__Figure record listings__

_____

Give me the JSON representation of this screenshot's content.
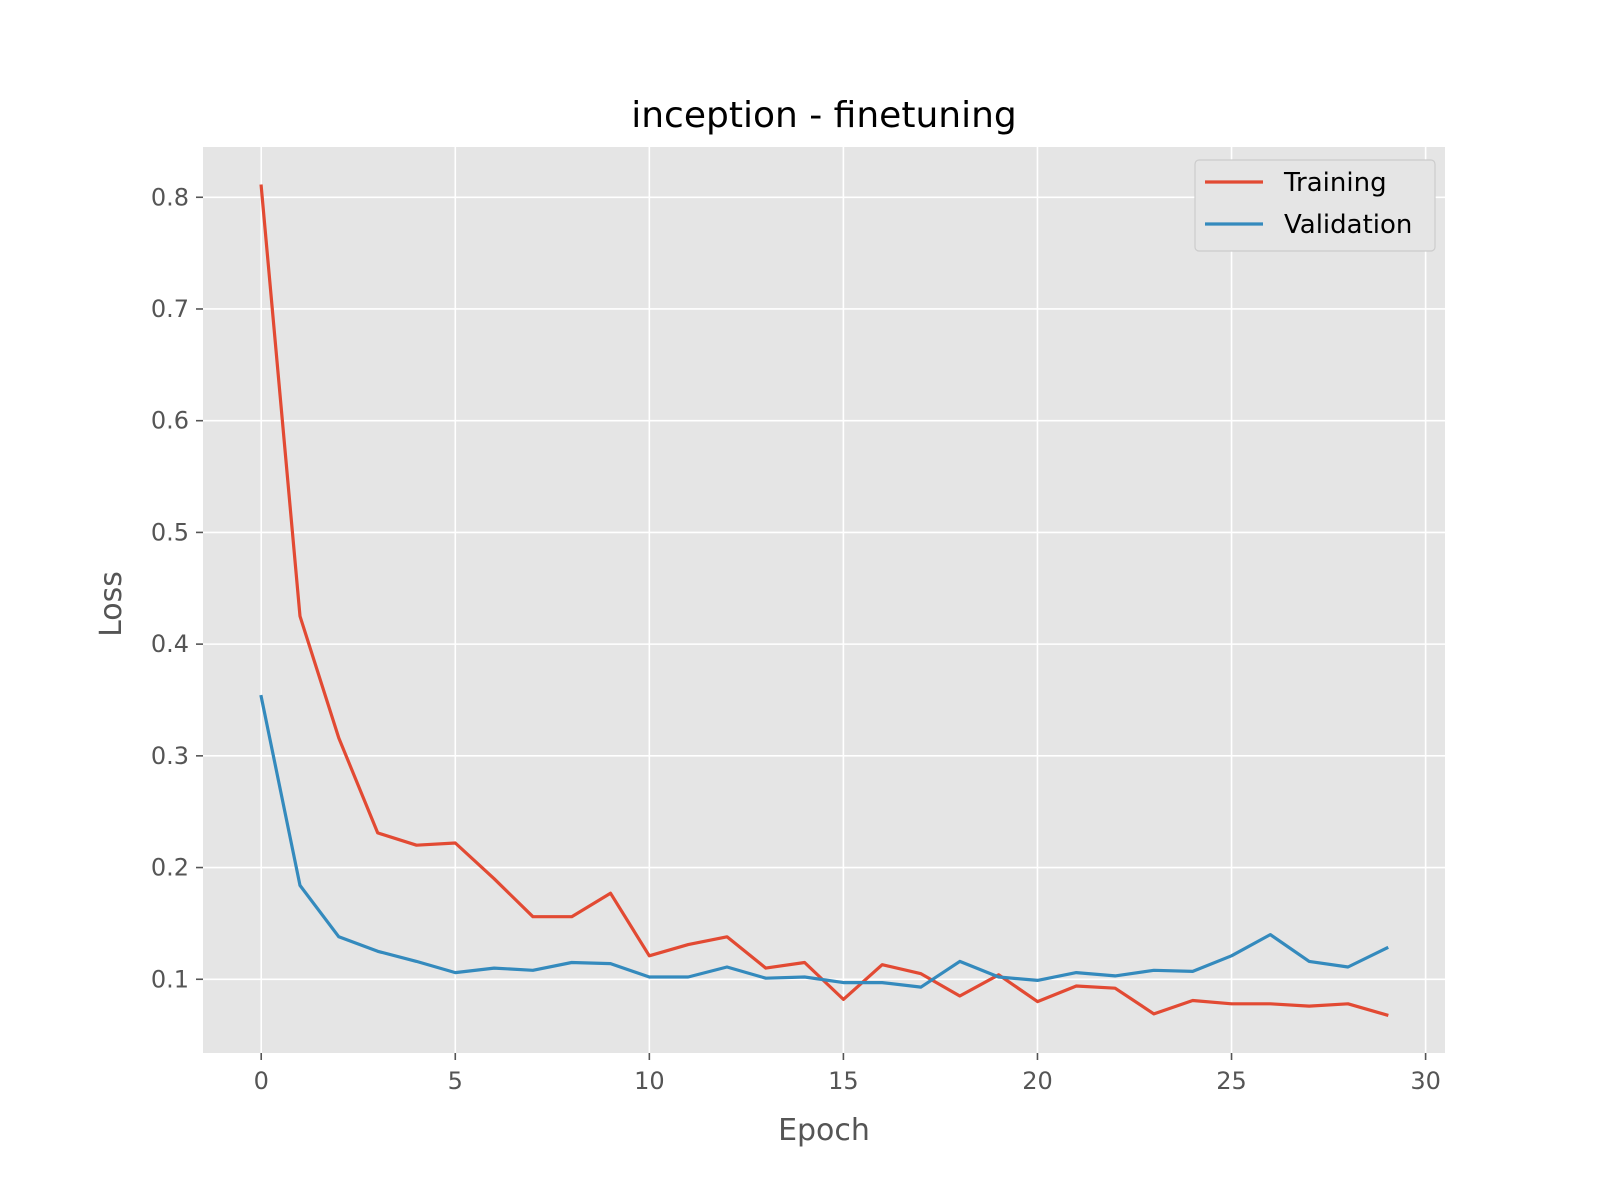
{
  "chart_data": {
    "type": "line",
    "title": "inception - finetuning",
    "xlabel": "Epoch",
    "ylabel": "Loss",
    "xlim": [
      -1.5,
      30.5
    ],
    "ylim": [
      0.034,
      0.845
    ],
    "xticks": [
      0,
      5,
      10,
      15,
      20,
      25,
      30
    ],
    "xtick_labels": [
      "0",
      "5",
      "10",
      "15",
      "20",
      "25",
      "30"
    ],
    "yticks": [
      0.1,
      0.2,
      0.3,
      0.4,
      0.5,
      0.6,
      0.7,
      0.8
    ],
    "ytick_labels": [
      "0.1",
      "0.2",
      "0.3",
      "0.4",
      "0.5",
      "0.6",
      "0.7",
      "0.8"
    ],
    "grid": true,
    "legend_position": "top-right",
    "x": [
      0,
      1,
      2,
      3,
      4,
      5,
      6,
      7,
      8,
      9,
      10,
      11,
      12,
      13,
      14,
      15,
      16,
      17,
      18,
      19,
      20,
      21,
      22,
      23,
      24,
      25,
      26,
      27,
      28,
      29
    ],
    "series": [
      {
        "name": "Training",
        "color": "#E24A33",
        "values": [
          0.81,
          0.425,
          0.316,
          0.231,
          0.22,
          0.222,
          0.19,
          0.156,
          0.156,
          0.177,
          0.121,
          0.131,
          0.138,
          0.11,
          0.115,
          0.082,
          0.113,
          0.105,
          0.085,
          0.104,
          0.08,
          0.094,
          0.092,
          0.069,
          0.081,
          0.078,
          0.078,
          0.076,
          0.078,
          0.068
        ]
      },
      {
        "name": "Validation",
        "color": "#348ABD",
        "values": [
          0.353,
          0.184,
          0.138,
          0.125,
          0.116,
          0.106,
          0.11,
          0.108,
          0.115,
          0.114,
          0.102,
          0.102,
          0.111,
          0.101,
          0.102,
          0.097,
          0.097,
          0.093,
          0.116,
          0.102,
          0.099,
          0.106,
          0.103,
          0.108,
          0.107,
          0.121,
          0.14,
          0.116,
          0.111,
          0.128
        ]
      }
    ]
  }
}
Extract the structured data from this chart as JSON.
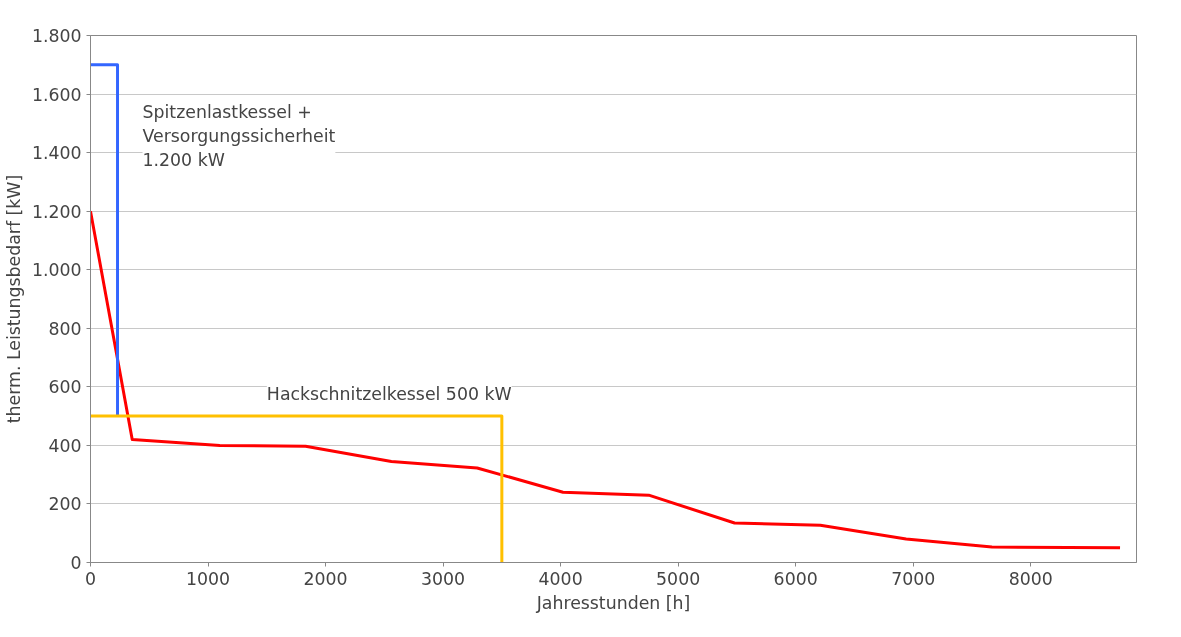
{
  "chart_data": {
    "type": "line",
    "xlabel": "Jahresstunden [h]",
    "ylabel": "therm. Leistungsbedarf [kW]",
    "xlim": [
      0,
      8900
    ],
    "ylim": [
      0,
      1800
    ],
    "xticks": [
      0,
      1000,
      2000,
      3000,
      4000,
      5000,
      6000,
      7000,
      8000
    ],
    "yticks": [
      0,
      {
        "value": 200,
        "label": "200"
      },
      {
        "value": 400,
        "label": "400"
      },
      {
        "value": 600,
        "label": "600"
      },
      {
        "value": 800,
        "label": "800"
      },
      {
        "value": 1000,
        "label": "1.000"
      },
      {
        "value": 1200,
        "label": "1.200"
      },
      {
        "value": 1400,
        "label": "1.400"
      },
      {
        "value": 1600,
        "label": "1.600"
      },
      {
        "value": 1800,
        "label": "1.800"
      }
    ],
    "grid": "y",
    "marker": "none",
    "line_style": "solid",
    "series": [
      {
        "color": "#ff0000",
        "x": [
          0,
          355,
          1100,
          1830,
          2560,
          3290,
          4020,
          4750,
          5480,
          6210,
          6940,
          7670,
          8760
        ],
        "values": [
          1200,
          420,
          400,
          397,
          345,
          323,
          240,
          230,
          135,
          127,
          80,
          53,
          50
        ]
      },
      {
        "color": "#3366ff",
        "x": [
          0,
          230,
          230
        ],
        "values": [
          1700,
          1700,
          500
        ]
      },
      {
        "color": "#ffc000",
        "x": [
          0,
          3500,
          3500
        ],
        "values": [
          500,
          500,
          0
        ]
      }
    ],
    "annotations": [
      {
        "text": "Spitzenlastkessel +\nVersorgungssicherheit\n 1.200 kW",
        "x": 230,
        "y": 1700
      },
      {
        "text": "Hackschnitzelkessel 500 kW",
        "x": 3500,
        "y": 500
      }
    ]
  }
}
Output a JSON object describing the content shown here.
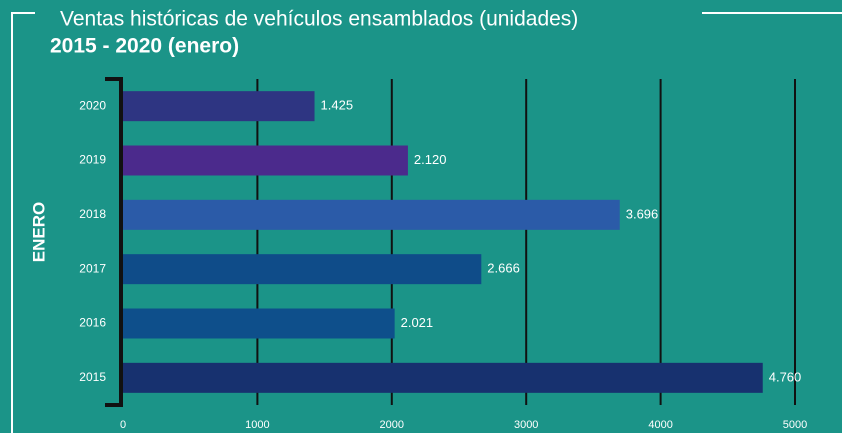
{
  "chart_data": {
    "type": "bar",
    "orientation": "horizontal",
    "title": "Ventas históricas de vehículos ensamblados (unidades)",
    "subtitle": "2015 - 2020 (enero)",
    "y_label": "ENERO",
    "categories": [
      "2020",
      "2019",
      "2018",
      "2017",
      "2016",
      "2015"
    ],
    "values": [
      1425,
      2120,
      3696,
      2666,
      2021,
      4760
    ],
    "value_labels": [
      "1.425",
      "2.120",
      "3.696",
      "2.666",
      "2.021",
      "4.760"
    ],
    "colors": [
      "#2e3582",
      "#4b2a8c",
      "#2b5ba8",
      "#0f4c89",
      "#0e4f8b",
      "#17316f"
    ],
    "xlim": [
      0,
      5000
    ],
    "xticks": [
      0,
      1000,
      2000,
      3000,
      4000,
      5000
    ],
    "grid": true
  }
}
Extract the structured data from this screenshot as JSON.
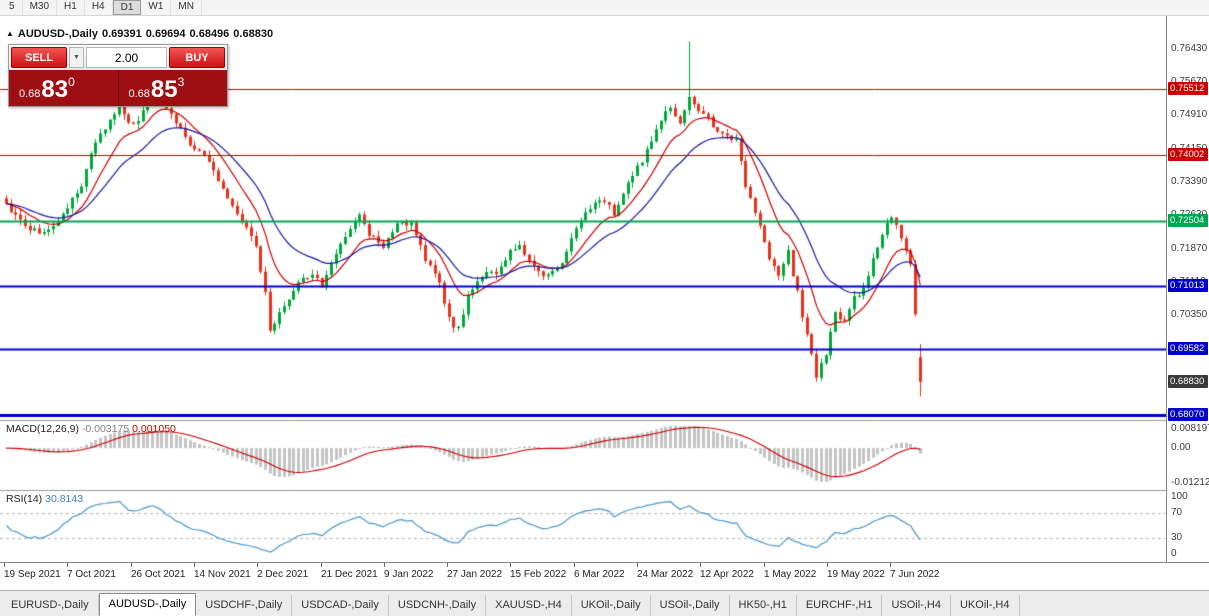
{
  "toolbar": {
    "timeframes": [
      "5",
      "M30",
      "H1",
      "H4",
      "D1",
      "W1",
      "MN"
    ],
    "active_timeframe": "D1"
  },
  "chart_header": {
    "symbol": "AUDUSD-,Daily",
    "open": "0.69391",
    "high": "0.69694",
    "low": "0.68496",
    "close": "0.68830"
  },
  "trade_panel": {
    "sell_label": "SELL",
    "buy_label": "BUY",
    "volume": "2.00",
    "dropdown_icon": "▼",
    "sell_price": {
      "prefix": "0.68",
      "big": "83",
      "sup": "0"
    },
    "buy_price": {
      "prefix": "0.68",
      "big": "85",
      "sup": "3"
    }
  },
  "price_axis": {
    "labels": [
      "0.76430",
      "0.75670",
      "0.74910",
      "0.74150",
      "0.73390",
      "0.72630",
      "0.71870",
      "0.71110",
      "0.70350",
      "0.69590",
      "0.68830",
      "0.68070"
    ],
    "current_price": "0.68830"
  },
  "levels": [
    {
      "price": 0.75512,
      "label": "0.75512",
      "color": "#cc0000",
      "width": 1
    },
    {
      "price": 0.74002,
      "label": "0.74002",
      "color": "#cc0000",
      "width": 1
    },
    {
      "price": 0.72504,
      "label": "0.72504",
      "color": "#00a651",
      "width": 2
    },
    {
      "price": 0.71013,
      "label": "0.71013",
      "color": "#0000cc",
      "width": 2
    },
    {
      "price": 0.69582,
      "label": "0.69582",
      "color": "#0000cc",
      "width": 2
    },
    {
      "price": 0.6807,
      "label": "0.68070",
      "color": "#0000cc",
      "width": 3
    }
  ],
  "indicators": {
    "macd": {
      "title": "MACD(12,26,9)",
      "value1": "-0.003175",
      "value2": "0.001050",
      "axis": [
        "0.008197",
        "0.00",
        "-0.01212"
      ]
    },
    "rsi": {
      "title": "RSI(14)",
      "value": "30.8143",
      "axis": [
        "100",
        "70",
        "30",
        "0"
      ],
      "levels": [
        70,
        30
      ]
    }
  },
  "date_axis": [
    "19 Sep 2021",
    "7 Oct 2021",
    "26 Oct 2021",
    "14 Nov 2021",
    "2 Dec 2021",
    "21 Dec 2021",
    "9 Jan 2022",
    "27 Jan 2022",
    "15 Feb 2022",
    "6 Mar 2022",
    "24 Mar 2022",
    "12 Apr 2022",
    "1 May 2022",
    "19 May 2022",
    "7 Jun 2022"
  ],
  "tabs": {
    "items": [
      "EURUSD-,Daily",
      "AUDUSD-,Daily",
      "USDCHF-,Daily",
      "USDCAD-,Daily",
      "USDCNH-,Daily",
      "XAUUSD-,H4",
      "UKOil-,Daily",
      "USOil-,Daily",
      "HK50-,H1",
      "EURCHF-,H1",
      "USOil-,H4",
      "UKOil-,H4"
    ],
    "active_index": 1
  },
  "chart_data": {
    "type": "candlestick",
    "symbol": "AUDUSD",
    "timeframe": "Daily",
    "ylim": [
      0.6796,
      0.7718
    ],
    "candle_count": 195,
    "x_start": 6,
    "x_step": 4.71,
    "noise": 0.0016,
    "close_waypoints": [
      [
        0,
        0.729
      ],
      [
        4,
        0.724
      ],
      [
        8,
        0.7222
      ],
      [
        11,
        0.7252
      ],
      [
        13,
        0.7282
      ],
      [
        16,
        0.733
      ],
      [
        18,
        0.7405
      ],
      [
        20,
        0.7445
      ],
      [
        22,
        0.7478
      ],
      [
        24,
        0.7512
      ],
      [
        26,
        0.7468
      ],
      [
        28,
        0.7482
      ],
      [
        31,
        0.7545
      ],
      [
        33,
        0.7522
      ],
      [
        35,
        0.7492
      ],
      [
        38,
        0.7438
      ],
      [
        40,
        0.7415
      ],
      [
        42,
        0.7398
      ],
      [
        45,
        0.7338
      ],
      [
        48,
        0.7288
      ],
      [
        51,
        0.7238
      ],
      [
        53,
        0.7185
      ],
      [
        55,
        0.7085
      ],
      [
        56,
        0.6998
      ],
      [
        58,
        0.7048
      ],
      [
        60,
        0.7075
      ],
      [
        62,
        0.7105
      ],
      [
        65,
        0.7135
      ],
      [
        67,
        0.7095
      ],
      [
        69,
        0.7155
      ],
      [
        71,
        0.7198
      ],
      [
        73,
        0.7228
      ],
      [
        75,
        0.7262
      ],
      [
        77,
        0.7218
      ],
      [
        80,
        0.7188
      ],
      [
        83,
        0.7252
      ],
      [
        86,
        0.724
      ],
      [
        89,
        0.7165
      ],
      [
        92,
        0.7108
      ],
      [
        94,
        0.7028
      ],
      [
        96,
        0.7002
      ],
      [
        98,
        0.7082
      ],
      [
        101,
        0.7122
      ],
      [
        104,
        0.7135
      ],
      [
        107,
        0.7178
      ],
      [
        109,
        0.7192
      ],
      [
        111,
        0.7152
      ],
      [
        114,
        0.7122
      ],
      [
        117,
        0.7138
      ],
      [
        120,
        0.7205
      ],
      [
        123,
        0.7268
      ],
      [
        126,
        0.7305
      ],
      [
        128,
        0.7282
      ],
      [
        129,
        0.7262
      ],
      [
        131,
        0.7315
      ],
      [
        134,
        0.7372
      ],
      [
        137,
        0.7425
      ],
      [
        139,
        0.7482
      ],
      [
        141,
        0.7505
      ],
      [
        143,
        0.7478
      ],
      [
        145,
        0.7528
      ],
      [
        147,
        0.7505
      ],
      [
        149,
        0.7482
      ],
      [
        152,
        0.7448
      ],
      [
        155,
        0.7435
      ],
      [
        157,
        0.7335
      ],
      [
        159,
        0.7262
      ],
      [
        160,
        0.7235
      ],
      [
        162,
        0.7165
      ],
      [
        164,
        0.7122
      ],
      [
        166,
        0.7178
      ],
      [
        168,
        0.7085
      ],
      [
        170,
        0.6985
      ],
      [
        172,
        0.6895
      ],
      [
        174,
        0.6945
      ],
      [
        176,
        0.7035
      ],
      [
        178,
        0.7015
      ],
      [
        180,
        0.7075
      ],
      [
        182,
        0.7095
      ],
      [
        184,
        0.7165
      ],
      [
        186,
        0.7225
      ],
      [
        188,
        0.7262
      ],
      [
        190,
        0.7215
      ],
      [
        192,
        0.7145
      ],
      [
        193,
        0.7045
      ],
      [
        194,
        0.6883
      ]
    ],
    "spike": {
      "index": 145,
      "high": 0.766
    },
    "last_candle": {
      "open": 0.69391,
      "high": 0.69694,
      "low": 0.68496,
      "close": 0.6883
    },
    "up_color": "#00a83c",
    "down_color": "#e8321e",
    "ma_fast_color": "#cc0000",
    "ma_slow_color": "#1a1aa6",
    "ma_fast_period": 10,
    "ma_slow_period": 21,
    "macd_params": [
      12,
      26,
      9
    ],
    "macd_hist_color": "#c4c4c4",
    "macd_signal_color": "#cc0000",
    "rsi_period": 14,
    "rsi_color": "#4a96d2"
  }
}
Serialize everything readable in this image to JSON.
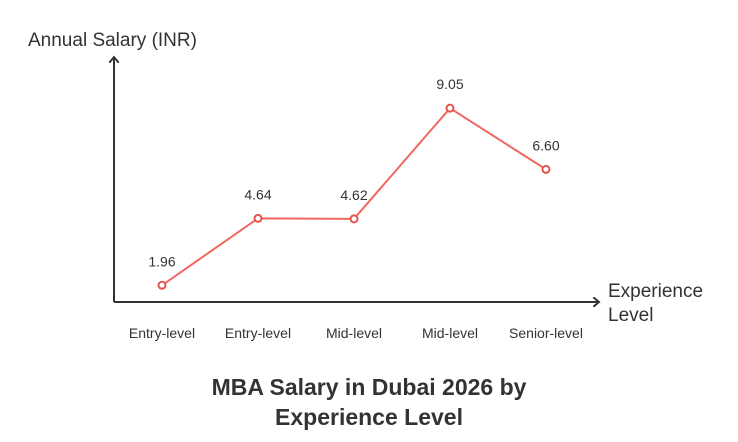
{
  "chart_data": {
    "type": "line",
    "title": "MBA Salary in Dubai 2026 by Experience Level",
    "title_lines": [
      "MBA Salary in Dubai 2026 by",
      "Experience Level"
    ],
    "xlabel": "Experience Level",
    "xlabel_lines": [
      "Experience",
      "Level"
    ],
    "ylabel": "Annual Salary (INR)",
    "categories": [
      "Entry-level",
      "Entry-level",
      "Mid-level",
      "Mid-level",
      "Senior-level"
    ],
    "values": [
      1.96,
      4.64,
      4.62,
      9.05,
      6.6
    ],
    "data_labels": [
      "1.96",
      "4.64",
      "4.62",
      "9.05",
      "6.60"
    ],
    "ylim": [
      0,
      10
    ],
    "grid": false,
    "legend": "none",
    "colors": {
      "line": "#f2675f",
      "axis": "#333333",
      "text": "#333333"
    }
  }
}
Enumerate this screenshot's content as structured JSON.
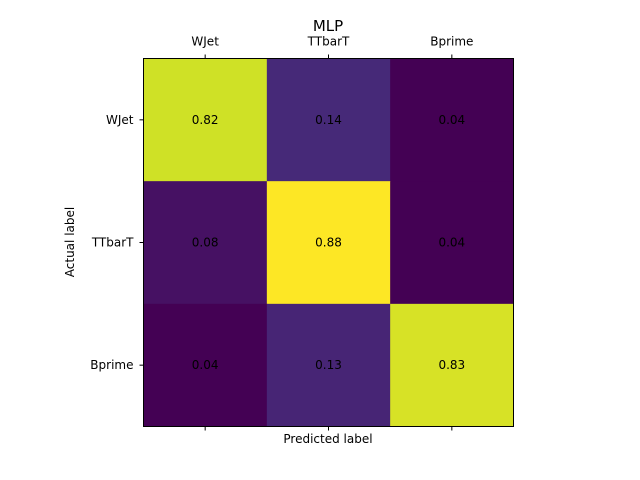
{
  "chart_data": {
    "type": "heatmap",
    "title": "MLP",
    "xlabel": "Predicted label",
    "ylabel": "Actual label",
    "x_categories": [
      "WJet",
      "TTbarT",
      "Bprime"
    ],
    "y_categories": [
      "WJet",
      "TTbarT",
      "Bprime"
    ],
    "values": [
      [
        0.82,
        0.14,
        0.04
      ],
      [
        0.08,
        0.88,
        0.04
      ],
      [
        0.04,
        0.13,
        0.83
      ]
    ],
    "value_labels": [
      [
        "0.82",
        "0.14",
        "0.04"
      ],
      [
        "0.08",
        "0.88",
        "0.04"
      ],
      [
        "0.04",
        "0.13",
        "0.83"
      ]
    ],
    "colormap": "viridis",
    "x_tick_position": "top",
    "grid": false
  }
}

_____

In the records above, find each line holding "AUDUSD" and copy it.

__SOLUTION FOR THIS TASK__
    "symbol": "AUDUSD-,Daily",
      "AUDUSD-,Daily",
    "symbol": "AUDUSD",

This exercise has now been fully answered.